- Task directions
Examine the records and identify each line that includes the string "from". Copy those lines.
---- Information provided
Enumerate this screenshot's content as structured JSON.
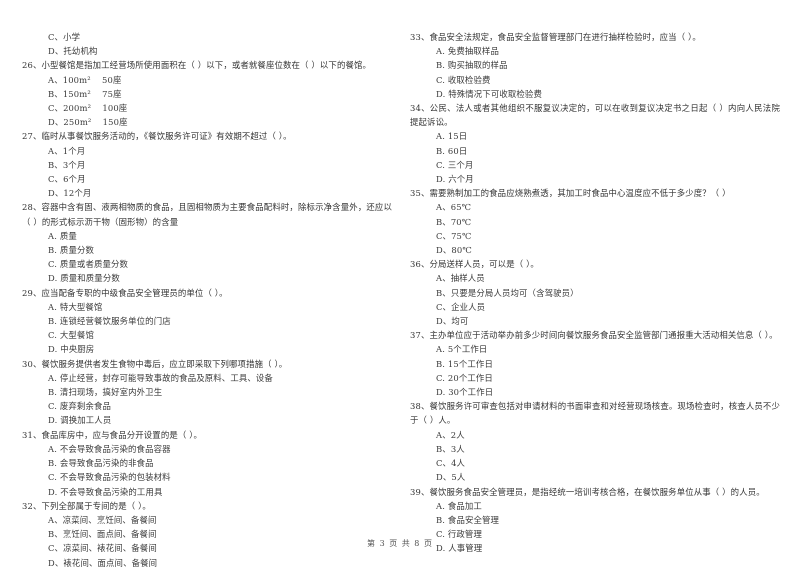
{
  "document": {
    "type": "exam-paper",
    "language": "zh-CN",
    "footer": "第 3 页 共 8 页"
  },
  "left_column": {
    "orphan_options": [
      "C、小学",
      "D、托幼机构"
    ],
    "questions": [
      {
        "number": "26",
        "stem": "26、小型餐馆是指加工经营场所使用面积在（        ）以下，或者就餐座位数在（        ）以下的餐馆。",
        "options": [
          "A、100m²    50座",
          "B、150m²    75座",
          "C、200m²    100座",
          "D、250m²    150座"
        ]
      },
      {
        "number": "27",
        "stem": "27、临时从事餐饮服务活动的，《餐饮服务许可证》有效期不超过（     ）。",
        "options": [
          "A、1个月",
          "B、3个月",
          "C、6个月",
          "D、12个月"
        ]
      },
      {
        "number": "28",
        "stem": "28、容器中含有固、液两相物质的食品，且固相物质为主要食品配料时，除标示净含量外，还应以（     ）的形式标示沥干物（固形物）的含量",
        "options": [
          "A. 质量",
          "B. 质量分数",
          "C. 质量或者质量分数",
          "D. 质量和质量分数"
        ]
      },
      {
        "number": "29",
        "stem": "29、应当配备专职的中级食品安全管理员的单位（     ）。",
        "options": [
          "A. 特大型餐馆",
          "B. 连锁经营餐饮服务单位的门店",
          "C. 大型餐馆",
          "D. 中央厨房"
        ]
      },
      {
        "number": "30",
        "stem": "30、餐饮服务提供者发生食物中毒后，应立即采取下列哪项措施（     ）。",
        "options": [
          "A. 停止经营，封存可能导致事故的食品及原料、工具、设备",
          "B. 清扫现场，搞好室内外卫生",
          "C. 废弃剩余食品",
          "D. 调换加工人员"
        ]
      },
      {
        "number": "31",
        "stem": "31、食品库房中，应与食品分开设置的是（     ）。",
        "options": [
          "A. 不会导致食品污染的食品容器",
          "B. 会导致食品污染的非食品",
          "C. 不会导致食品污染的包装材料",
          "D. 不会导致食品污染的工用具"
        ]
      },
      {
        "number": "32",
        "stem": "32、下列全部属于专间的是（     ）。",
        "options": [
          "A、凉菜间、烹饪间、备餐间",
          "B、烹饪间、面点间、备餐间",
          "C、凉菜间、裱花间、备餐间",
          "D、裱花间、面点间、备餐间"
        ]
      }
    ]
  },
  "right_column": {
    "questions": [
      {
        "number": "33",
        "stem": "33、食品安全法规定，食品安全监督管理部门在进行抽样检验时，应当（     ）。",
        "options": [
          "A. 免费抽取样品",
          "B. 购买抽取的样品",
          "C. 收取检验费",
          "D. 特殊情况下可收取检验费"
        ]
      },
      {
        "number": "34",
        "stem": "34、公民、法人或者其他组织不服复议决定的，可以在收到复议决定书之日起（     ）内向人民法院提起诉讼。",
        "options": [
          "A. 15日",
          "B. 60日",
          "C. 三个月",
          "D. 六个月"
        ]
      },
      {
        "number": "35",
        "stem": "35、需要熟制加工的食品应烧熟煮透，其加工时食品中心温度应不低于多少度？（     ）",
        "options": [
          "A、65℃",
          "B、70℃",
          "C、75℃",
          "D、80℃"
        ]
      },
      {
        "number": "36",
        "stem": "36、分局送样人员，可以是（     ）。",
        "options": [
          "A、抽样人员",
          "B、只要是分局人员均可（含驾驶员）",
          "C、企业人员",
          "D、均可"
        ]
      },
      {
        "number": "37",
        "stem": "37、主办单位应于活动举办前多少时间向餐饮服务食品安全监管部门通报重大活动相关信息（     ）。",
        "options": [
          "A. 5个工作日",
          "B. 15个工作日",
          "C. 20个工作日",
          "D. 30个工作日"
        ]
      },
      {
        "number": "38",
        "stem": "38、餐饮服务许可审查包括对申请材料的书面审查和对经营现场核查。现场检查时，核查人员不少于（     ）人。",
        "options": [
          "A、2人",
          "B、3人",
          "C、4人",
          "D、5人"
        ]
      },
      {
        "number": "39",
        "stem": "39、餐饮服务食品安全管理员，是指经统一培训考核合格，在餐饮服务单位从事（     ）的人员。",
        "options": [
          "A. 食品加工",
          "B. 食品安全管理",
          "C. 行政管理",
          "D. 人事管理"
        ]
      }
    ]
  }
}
--------
---- Information provided
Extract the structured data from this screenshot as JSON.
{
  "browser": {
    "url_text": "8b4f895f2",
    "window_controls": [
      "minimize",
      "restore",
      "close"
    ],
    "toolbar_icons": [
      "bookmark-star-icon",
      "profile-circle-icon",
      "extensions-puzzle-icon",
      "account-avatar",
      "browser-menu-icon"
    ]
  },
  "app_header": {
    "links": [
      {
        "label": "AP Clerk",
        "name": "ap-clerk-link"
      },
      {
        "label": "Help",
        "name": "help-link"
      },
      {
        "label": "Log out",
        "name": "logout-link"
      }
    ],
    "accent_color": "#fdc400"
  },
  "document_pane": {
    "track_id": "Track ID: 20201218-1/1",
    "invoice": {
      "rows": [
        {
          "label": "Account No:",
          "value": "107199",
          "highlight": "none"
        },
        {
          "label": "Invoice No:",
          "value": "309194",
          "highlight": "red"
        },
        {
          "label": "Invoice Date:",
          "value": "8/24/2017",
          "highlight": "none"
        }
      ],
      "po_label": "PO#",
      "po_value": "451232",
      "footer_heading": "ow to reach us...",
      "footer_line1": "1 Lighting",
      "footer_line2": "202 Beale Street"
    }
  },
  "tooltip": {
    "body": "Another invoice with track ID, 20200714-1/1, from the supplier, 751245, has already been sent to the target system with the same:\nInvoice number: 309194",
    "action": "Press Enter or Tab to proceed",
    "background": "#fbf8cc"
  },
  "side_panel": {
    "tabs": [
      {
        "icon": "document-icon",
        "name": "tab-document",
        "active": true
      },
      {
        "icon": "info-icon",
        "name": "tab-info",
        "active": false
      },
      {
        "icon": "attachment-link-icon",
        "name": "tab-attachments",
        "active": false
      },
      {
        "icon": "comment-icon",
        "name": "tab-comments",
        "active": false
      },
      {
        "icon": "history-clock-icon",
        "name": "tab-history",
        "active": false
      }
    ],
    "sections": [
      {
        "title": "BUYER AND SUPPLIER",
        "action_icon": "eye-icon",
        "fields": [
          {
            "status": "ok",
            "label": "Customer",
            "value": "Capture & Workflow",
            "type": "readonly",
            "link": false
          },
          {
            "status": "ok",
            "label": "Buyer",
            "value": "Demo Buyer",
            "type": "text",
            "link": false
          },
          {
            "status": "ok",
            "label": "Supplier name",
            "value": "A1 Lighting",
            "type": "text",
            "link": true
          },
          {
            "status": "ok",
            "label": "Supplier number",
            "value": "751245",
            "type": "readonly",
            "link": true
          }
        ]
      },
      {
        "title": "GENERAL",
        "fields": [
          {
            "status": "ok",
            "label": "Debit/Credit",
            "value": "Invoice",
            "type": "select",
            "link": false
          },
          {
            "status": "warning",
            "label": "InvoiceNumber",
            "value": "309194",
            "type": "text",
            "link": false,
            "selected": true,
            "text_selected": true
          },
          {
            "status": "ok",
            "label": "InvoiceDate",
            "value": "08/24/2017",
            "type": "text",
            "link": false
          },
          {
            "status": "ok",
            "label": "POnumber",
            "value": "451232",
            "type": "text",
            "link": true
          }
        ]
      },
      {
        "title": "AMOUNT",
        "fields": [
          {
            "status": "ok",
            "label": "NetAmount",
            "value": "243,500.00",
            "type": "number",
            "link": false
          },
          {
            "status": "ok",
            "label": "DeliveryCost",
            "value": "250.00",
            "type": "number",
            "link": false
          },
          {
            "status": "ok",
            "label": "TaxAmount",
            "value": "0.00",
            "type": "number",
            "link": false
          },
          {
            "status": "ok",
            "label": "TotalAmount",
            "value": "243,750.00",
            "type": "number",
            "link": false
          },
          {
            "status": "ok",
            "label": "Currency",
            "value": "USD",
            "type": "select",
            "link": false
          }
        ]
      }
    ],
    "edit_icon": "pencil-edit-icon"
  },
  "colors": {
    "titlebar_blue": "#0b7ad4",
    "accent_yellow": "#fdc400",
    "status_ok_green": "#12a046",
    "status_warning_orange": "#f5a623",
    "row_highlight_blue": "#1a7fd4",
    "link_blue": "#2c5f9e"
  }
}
--------
- Correct response
Extract the structured data from this screenshot as JSON.
    "body": "Another invoice with track ID, 20200714-1/1, from the supplier, 751245, has already been sent to the target system with the same:\nInvoice number: 309194",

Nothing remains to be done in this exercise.